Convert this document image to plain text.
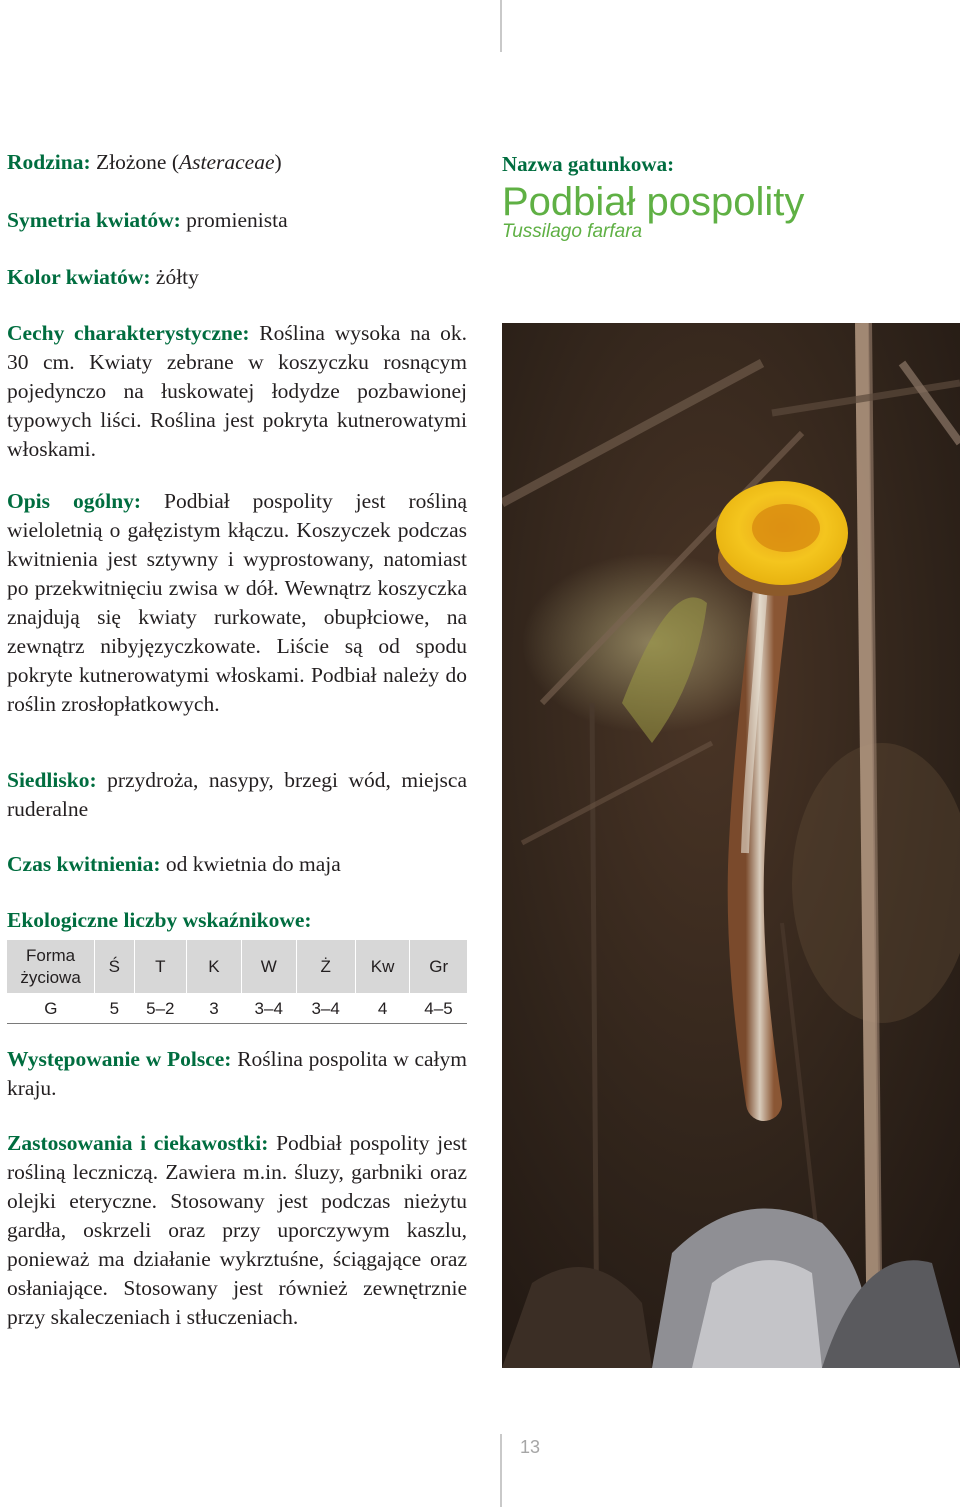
Rodzina: Złożone (Asteraceae)

Symetria kwiatów: promienista

Kolor kwiatów: żółty

Cechy charakterystyczne: Roślina wysoka na ok. 30 cm. Kwiaty zebrane w koszyczku rosnącym pojedynczo na łuskowatej łodydze pozbawionej typowych liści. Roślina jest pokryta kutnerowatymi włoskami.

Opis ogólny: Podbiał pospolity jest rośliną wieloletnią o gałęzistym kłączu. Koszyczek podczas kwitnienia jest sztywny i wyprostowany, natomiast po przekwitnięciu zwisa w dół. Wewnątrz koszyczka znajdują się kwiaty rurkowate, obupłciowe, na zewnątrz nibyjęzyczkowate. Liście są od spodu pokryte kutnerowatymi włoskami. Podbiał należy do roślin zrosłopłatkowych.

Siedlisko: przydroża, nasypy, brzegi wód, miejsca ruderalne

Czas kwitnienia: od kwietnia do maja

Ekologiczne liczby wskaźnikowe:

Forma życiowa	Ś	T	K	W	Ż	Kw	Gr
G	5	5–2	3	3–4	3–4	4	4–5

Występowanie w Polsce: Roślina pospolita w całym kraju.

Zastosowania i ciekawostki: Podbiał pospolity jest rośliną leczniczą. Zawiera m.in. śluzy, garbniki oraz olejki eteryczne. Stosowany jest podczas nieżytu gardła, oskrzeli oraz przy uporczywym kaszlu, ponieważ ma działanie wykrztuśne, ściągające oraz osłaniające. Stosowany jest również zewnętrznie przy skaleczeniach i stłuczeniach.

Nazwa gatunkowa:
Podbiał pospolity
Tussilago farfara
13
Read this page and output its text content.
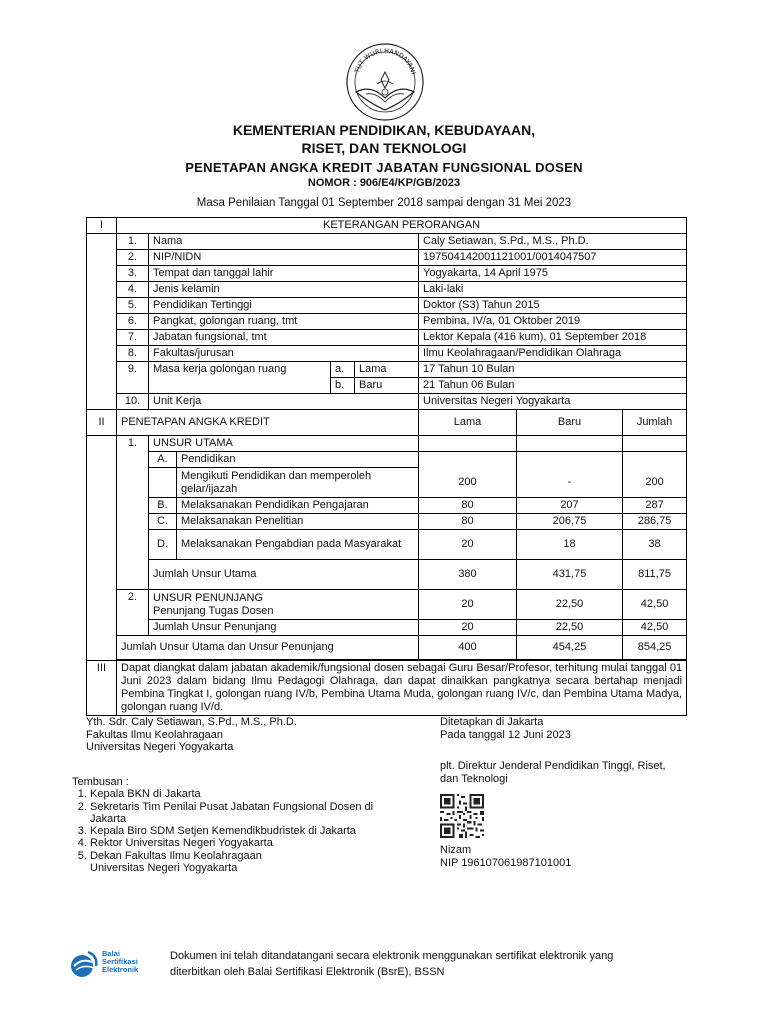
TUT WURI HANDAYANI
KEMENTERIAN PENDIDIKAN, KEBUDAYAAN,
RISET, DAN TEKNOLOGI
PENETAPAN ANGKA KREDIT JABATAN FUNGSIONAL DOSEN
NOMOR : 906/E4/KP/GB/2023
Masa Penilaian Tanggal 01 September 2018 sampai dengan 31 Mei 2023
I	KETERANGAN PERORANGAN							
	1.	Nama				Caly Setiawan, S.Pd., M.S., Ph.D.		
	2.	NIP/NIDN				197504142001121001/0014047507		
	3.	Tempat dan tanggal lahir				Yogyakarta, 14 April 1975		
	4.	Jenis kelamin				Laki-laki		
	5.	Pendidikan Tertinggi				Doktor (S3) Tahun 2015		
	6.	Pangkat, golongan ruang, tmt				Pembina, IV/a, 01 Oktober 2019		
	7.	Jabatan fungsional, tmt				Lektor Kepala (416 kum), 01 September 2018		
	8.	Fakultas/jurusan				Ilmu Keolahragaan/Pendidikan Olahraga		
	9.	Masa kerja golongan ruang		a.	Lama	17 Tahun 10 Bulan		
				b.	Baru	21 Tahun 06 Bulan		
	10.	Unit Kerja				Universitas Negeri Yogyakarta		
II	PENETAPAN ANGKA KREDIT					Lama	Baru	Jumlah
	1.	UNSUR UTAMA						
		A.	Pendidikan					
			Mengikuti Pendidikan dan memperoleh gelar/ijazah			200	-	200
		B.	Melaksanakan Pendidikan Pengajaran			80	207	287
		C.	Melaksanakan Penelitian			80	206,75	286,75
		D.	Melaksanakan Pengabdian pada Masyarakat			20	18	38
		Jumlah Unsur Utama				380	431,75	811,75
	2.	UNSUR PENUNJANG
Penunjang Tugas Dosen				20	22,50	42,50
		Jumlah Unsur Penunjang				20	22,50	42,50
	Jumlah Unsur Utama dan Unsur Penunjang					400	454,25	854,25

III	Dapat diangkat dalam jabatan akademik/fungsional dosen sebagai Guru Besar/Profesor, terhitung mulai tanggal 01 Juni 2023 dalam bidang Ilmu Pedagogi Olahraga, dan dapat dinaikkan pangkatnya secara bertahap menjadi Pembina Tingkat I, golongan ruang IV/b, Pembina Utama Muda, golongan ruang IV/c, dan Pembina Utama Madya, golongan ruang IV/d.							
Yth. Sdr. Caly Setiawan, S.Pd., M.S., Ph.D.
Fakultas Ilmu Keolahragaan
Universitas Negeri Yogyakarta
Ditetapkan di Jakarta
Pada tanggal 12 Juni 2023
plt. Direktur Jenderal Pendidikan Tinggi, Riset,
dan Teknologi
Nizam
NIP 196107061987101001
Tembusan :
1. Kepala BKN di Jakarta
2. Sekretaris Tim Penilai Pusat Jabatan Fungsional Dosen di Jakarta
3. Kepala Biro SDM Setjen Kemendikbudristek di Jakarta
4. Rektor Universitas Negeri Yogyakarta
5. Dekan Fakultas Ilmu Keolahragaan Universitas Negeri Yogyakarta
Balai
Sertifikasi
Elektronik
Dokumen ini telah ditandatangani secara elektronik menggunakan sertifikat elektronik yang
diterbitkan oleh Balai Sertifikasi Elektronik (BsrE), BSSN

++++

- _STATED TASK_
Repeat each line of the records above exactly, but do not copy the pictures.

- _RESULT OF THE TASK_
Convert this document image to plain text.
Rodzina: Złożone (Asteraceae)

Symetria kwiatów: promienista

Kolor kwiatów: żółty

Cechy charakterystyczne: Roślina wysoka na ok. 30 cm. Kwiaty zebrane w koszyczku rosnącym pojedynczo na łuskowatej łodydze pozbawionej typowych liści. Roślina jest pokryta kutnerowatymi włoskami.

Opis ogólny: Podbiał pospolity jest rośliną wieloletnią o gałęzistym kłączu. Koszyczek podczas kwitnienia jest sztywny i wyprostowany, natomiast po przekwitnięciu zwisa w dół. Wewnątrz koszyczka znajdują się kwiaty rurkowate, obupłciowe, na zewnątrz nibyjęzyczkowate. Liście są od spodu pokryte kutnerowatymi włoskami. Podbiał należy do roślin zrosłopłatkowych.

Siedlisko: przydroża, nasypy, brzegi wód, miejsca ruderalne

Czas kwitnienia: od kwietnia do maja

Ekologiczne liczby wskaźnikowe:

Forma życiowa	Ś	T	K	W	Ż	Kw	Gr
G	5	5–2	3	3–4	3–4	4	4–5

Występowanie w Polsce: Roślina pospolita w całym kraju.

Zastosowania i ciekawostki: Podbiał pospolity jest rośliną leczniczą. Zawiera m.in. śluzy, garbniki oraz olejki eteryczne. Stosowany jest podczas nieżytu gardła, oskrzeli oraz przy uporczywym kaszlu, ponieważ ma działanie wykrztuśne, ściągające oraz osłaniające. Stosowany jest również zewnętrznie przy skaleczeniach i stłuczeniach.

Nazwa gatunkowa:
Podbiał pospolity
Tussilago farfara
13
Read this page and output its text content.
TUT WURI HANDAYANI
KEMENTERIAN PENDIDIKAN, KEBUDAYAAN,
RISET, DAN TEKNOLOGI
PENETAPAN ANGKA KREDIT JABATAN FUNGSIONAL DOSEN
NOMOR : 906/E4/KP/GB/2023
Masa Penilaian Tanggal 01 September 2018 sampai dengan 31 Mei 2023
I	KETERANGAN PERORANGAN							
	1.	Nama				Caly Setiawan, S.Pd., M.S., Ph.D.		
	2.	NIP/NIDN				197504142001121001/0014047507		
	3.	Tempat dan tanggal lahir				Yogyakarta, 14 April 1975		
	4.	Jenis kelamin				Laki-laki		
	5.	Pendidikan Tertinggi				Doktor (S3) Tahun 2015		
	6.	Pangkat, golongan ruang, tmt				Pembina, IV/a, 01 Oktober 2019		
	7.	Jabatan fungsional, tmt				Lektor Kepala (416 kum), 01 September 2018		
	8.	Fakultas/jurusan				Ilmu Keolahragaan/Pendidikan Olahraga		
	9.	Masa kerja golongan ruang		a.	Lama	17 Tahun 10 Bulan		
				b.	Baru	21 Tahun 06 Bulan		
	10.	Unit Kerja				Universitas Negeri Yogyakarta		
II	PENETAPAN ANGKA KREDIT					Lama	Baru	Jumlah
	1.	UNSUR UTAMA						
		A.	Pendidikan					
			Mengikuti Pendidikan dan memperoleh gelar/ijazah			200	-	200
		B.	Melaksanakan Pendidikan Pengajaran			80	207	287
		C.	Melaksanakan Penelitian			80	206,75	286,75
		D.	Melaksanakan Pengabdian pada Masyarakat			20	18	38
		Jumlah Unsur Utama				380	431,75	811,75
	2.	UNSUR PENUNJANG
Penunjang Tugas Dosen				20	22,50	42,50
		Jumlah Unsur Penunjang				20	22,50	42,50
	Jumlah Unsur Utama dan Unsur Penunjang					400	454,25	854,25

III	Dapat diangkat dalam jabatan akademik/fungsional dosen sebagai Guru Besar/Profesor, terhitung mulai tanggal 01 Juni 2023 dalam bidang Ilmu Pedagogi Olahraga, dan dapat dinaikkan pangkatnya secara bertahap menjadi Pembina Tingkat I, golongan ruang IV/b, Pembina Utama Muda, golongan ruang IV/c, dan Pembina Utama Madya, golongan ruang IV/d.							
Yth. Sdr. Caly Setiawan, S.Pd., M.S., Ph.D.
Fakultas Ilmu Keolahragaan
Universitas Negeri Yogyakarta
Ditetapkan di Jakarta
Pada tanggal 12 Juni 2023
plt. Direktur Jenderal Pendidikan Tinggi, Riset,
dan Teknologi
Nizam
NIP 196107061987101001
Tembusan :
1. Kepala BKN di Jakarta
2. Sekretaris Tim Penilai Pusat Jabatan Fungsional Dosen di Jakarta
3. Kepala Biro SDM Setjen Kemendikbudristek di Jakarta
4. Rektor Universitas Negeri Yogyakarta
5. Dekan Fakultas Ilmu Keolahragaan Universitas Negeri Yogyakarta
Balai
Sertifikasi
Elektronik
Dokumen ini telah ditandatangani secara elektronik menggunakan sertifikat elektronik yang
diterbitkan oleh Balai Sertifikasi Elektronik (BsrE), BSSN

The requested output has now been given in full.